* What the exercise asks *
Bring together all lines of the material below that contain the string "对付对付的方法方法".

Dataset excerpts:
## Begin
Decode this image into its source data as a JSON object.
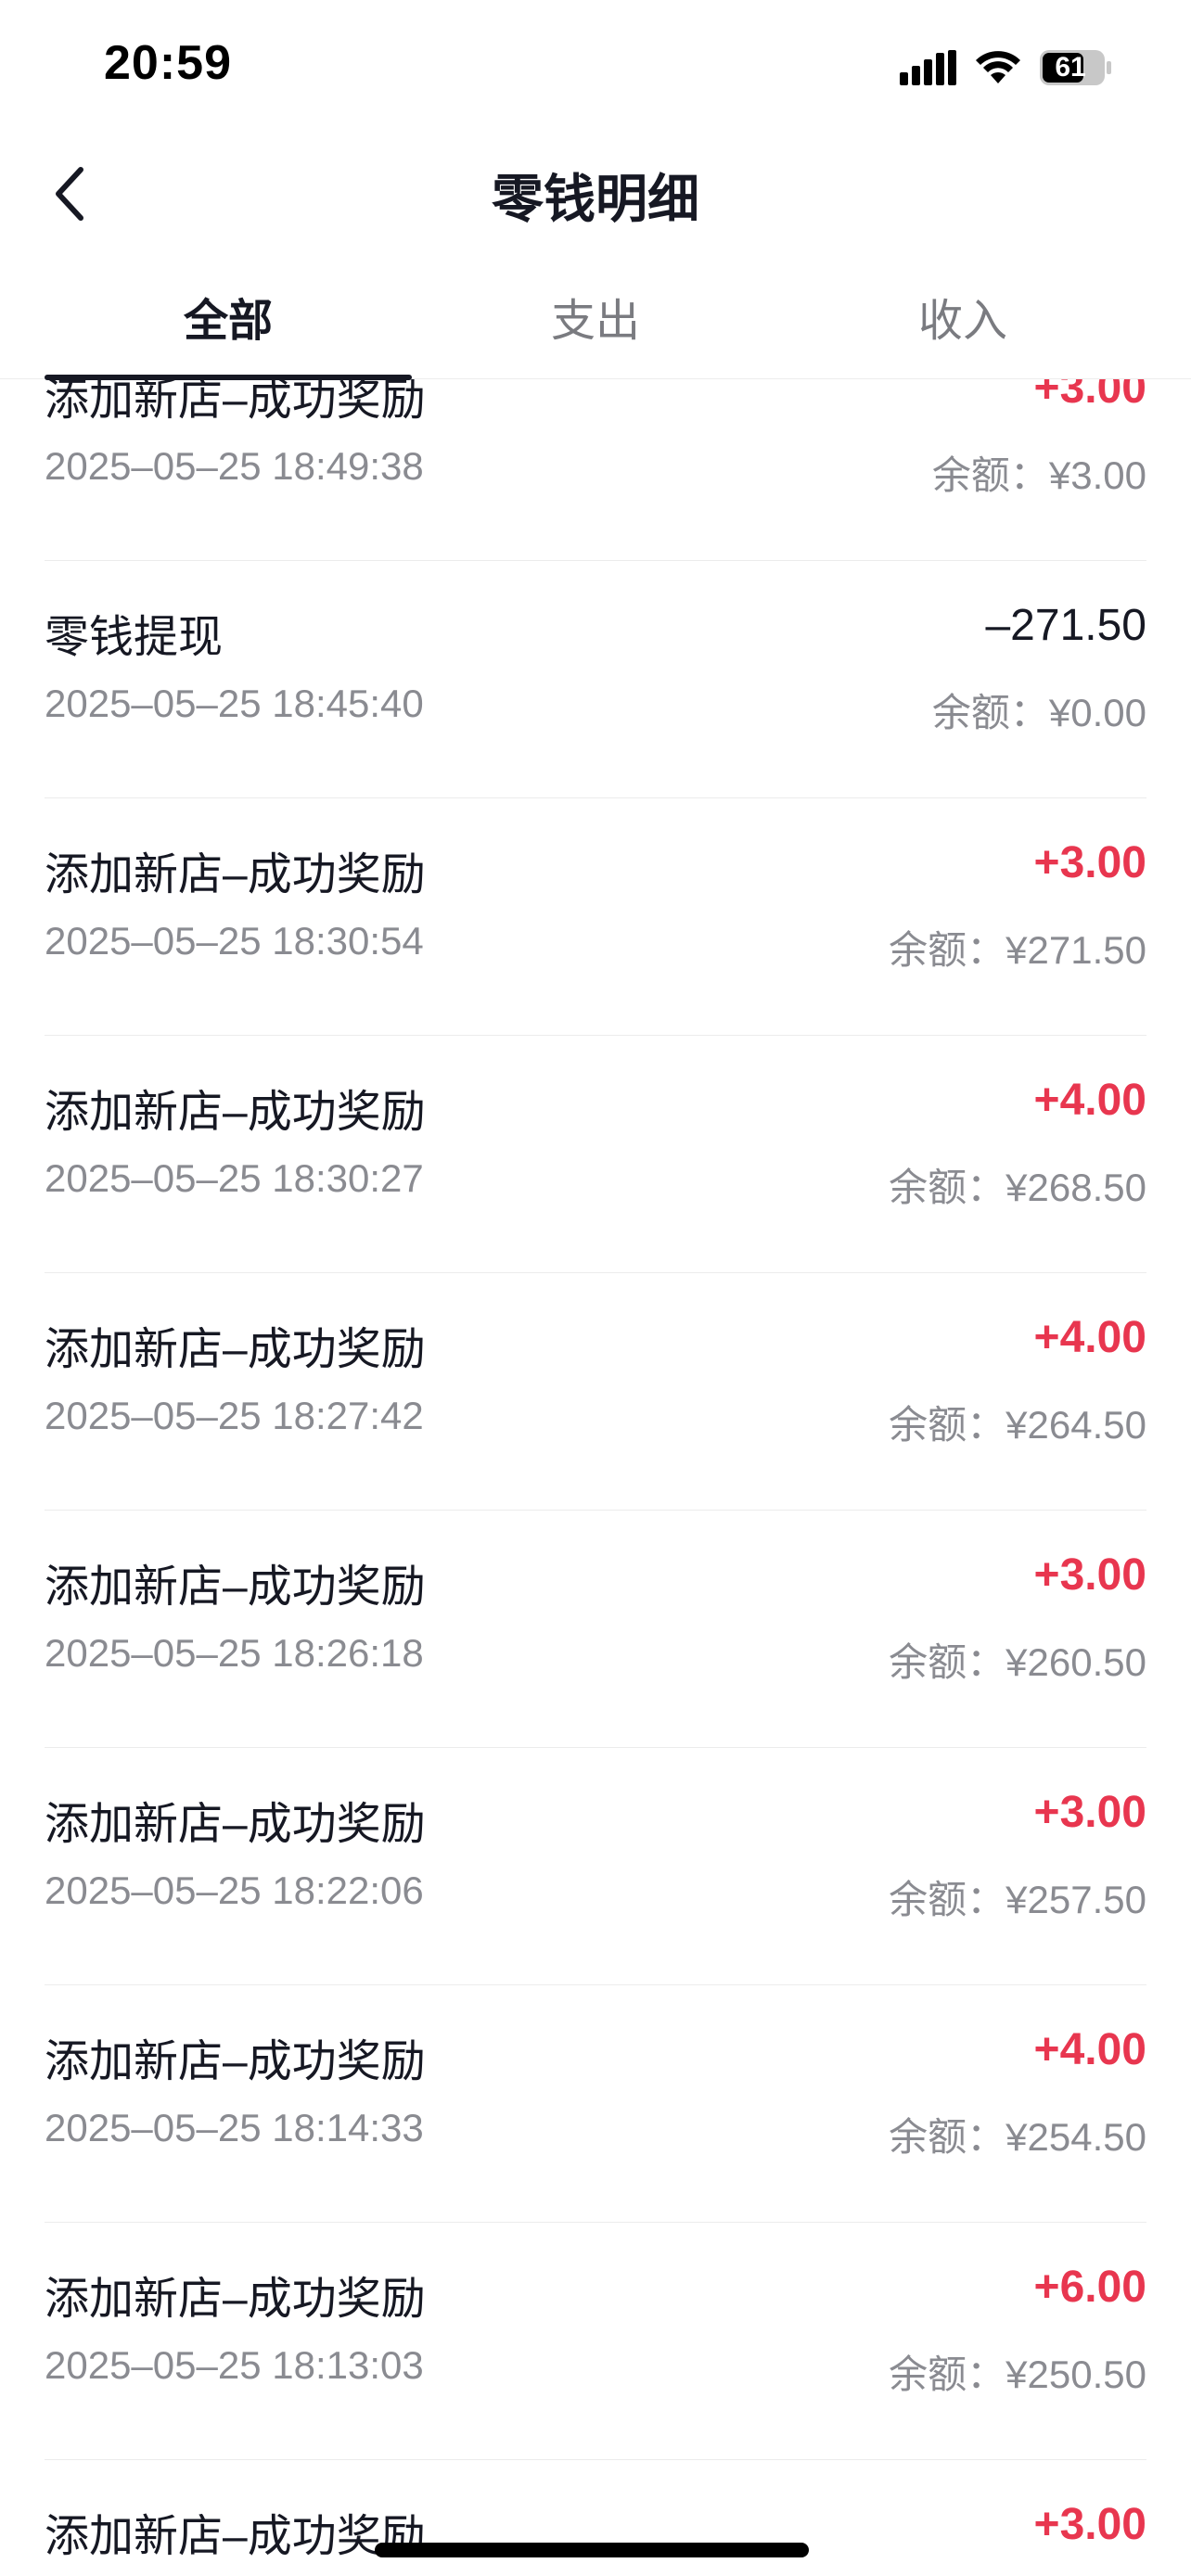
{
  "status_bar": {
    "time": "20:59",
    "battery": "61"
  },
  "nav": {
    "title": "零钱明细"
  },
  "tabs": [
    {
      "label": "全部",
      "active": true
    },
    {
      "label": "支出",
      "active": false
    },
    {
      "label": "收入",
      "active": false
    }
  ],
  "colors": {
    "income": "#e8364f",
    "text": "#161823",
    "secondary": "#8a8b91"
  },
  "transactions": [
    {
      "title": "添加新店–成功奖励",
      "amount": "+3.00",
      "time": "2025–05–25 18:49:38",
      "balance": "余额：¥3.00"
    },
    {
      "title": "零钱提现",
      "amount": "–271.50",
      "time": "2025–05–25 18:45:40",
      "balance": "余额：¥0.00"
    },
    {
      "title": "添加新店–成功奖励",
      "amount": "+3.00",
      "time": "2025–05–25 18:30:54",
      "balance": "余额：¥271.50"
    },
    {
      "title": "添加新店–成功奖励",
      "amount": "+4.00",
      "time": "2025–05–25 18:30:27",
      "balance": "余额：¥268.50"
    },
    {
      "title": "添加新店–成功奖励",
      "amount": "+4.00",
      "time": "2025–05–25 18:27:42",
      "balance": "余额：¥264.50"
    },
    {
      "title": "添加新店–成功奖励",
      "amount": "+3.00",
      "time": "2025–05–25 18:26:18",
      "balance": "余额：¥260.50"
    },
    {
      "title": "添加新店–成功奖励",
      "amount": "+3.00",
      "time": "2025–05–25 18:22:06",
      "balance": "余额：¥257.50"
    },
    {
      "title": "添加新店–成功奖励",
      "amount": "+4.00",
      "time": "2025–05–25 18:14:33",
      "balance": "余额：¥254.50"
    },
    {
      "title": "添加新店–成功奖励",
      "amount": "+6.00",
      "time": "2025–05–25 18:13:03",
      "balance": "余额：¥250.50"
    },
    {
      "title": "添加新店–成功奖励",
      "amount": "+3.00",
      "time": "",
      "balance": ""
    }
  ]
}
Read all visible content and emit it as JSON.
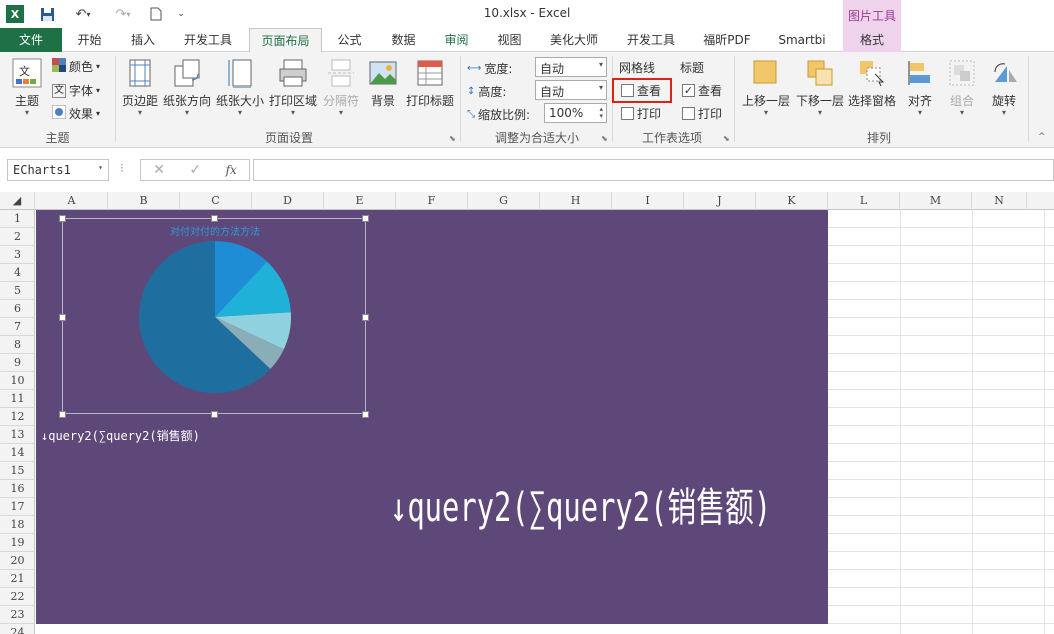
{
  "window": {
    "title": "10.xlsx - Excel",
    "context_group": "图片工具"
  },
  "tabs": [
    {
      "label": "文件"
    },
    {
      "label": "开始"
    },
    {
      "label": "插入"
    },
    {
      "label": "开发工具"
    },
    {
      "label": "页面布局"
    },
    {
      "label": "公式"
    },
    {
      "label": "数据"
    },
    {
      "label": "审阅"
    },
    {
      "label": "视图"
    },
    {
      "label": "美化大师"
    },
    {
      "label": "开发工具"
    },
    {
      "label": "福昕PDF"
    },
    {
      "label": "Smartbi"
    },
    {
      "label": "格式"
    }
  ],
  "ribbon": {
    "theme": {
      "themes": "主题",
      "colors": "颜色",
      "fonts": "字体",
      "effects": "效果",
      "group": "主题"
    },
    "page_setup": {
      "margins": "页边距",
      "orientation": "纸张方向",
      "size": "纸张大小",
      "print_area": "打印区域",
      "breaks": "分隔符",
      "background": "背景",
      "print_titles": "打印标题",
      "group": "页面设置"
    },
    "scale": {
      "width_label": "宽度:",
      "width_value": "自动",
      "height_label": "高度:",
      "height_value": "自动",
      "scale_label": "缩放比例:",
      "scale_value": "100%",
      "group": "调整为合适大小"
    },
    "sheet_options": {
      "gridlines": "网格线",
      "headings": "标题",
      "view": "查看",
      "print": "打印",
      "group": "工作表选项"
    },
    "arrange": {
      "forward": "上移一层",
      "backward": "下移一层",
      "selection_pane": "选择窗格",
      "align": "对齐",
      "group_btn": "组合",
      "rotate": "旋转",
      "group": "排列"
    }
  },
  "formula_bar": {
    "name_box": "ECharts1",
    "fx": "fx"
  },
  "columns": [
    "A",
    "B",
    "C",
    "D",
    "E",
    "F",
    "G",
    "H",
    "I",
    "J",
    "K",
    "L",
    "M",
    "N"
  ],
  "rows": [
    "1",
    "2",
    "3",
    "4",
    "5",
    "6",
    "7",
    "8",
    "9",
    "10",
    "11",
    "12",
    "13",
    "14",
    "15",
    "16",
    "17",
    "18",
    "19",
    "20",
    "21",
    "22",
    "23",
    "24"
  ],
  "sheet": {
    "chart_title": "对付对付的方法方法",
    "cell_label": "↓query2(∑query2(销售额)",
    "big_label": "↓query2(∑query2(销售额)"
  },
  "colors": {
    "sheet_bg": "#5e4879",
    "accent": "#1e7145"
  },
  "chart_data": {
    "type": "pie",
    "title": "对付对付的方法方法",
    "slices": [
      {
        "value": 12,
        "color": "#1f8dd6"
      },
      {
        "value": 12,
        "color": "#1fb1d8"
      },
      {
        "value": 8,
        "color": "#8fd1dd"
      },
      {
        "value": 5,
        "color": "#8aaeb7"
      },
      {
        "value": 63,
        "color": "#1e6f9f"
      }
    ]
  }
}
## End
* Exercise solution *
    "chart_title": "对付对付的方法方法",
    "title": "对付对付的方法方法",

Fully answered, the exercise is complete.